Collect every line in the records below that contains the word "this".

--- Available records ---

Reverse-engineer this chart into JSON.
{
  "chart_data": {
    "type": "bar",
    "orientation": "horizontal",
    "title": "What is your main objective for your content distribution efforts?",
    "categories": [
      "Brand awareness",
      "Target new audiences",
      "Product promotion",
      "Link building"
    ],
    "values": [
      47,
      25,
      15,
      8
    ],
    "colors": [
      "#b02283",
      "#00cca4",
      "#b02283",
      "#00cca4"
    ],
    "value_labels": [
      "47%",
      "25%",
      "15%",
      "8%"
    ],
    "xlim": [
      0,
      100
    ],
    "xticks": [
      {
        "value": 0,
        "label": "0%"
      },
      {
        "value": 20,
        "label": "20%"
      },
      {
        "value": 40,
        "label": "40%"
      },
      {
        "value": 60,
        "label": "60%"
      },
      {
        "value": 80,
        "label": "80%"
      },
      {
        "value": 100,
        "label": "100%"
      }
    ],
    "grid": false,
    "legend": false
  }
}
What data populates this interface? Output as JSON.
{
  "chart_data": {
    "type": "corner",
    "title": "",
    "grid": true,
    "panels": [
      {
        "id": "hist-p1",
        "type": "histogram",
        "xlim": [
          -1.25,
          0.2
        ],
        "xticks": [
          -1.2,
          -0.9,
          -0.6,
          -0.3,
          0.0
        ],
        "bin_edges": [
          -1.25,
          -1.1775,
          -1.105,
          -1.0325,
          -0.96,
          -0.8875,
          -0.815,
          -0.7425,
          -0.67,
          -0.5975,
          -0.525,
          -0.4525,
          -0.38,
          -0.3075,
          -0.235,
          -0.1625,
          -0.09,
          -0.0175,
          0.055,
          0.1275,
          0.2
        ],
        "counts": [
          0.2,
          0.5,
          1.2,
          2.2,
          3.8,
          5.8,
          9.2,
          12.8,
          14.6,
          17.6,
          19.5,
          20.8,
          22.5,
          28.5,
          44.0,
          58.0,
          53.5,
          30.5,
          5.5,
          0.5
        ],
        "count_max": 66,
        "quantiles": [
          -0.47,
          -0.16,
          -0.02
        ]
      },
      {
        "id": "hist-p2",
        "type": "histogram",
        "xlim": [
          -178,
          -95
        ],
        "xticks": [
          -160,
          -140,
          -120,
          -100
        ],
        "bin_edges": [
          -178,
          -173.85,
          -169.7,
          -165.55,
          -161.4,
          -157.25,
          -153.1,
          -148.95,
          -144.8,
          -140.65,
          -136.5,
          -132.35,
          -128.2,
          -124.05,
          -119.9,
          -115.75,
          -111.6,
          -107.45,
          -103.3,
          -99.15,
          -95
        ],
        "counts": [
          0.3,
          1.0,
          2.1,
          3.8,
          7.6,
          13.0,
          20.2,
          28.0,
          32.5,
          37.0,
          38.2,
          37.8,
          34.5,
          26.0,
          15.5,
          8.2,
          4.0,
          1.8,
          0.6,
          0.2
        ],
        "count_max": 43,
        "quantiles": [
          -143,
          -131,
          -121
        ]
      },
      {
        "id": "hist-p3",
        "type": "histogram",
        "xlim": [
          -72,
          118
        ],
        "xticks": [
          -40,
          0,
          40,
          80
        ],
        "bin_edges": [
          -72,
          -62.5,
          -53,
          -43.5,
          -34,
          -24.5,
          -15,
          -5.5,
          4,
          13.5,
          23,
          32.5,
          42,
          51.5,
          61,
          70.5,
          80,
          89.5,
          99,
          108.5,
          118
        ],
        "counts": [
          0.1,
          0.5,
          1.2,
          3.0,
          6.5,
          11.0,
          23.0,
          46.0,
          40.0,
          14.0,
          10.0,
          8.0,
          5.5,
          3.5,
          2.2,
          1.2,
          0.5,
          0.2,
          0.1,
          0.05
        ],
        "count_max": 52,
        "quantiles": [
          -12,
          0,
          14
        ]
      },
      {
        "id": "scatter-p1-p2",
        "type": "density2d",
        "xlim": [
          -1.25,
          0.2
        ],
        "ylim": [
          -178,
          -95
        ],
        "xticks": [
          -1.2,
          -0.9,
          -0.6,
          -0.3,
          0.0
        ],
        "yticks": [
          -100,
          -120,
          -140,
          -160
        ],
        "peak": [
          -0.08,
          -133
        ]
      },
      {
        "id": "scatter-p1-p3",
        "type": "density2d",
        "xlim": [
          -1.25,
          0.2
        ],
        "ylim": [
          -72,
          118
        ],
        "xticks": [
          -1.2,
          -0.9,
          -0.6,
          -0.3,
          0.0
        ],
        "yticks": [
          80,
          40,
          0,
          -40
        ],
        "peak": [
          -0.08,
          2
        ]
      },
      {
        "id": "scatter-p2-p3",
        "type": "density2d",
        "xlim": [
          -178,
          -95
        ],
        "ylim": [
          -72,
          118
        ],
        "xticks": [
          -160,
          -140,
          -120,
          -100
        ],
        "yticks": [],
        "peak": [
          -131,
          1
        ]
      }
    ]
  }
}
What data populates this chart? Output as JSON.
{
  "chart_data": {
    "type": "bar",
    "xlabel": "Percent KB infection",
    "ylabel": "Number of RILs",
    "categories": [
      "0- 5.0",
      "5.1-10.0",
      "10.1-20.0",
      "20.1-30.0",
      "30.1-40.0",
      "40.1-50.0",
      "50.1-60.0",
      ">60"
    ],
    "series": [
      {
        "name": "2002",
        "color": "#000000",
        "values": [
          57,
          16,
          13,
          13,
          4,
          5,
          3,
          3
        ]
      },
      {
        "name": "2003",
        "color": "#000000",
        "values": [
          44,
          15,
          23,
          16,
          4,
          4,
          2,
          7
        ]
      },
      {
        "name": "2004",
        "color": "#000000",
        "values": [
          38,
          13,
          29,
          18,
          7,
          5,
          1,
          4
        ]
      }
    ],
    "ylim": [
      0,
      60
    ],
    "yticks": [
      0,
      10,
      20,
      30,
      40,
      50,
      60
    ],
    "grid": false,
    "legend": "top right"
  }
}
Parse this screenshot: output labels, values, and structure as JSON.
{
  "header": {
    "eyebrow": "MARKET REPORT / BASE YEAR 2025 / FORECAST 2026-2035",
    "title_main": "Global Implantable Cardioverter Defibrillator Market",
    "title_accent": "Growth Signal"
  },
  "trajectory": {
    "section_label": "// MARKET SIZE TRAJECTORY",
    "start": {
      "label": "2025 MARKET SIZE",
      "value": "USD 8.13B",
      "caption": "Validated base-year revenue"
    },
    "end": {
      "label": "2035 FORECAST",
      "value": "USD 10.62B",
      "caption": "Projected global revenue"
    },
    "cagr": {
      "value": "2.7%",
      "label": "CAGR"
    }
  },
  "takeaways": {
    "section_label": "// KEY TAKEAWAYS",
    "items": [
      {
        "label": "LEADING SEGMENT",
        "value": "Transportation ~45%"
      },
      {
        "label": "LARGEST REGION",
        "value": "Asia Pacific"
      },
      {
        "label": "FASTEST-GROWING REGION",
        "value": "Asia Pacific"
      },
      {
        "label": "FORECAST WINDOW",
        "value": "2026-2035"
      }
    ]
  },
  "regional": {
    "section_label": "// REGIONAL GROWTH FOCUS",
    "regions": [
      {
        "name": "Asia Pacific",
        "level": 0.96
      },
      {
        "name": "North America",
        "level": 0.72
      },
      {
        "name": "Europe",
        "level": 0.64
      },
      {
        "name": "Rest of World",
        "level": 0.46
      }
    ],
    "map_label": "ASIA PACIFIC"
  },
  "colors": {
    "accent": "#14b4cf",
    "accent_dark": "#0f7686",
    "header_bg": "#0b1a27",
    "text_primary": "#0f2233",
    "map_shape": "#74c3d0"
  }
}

---

• _Correct result_:
Reverse-engineer this chart into JSON.
What data populates this interface? Output as JSON.
What data populates this chart? Output as JSON.
Parse this screenshot: output labels, values, and structure as JSON.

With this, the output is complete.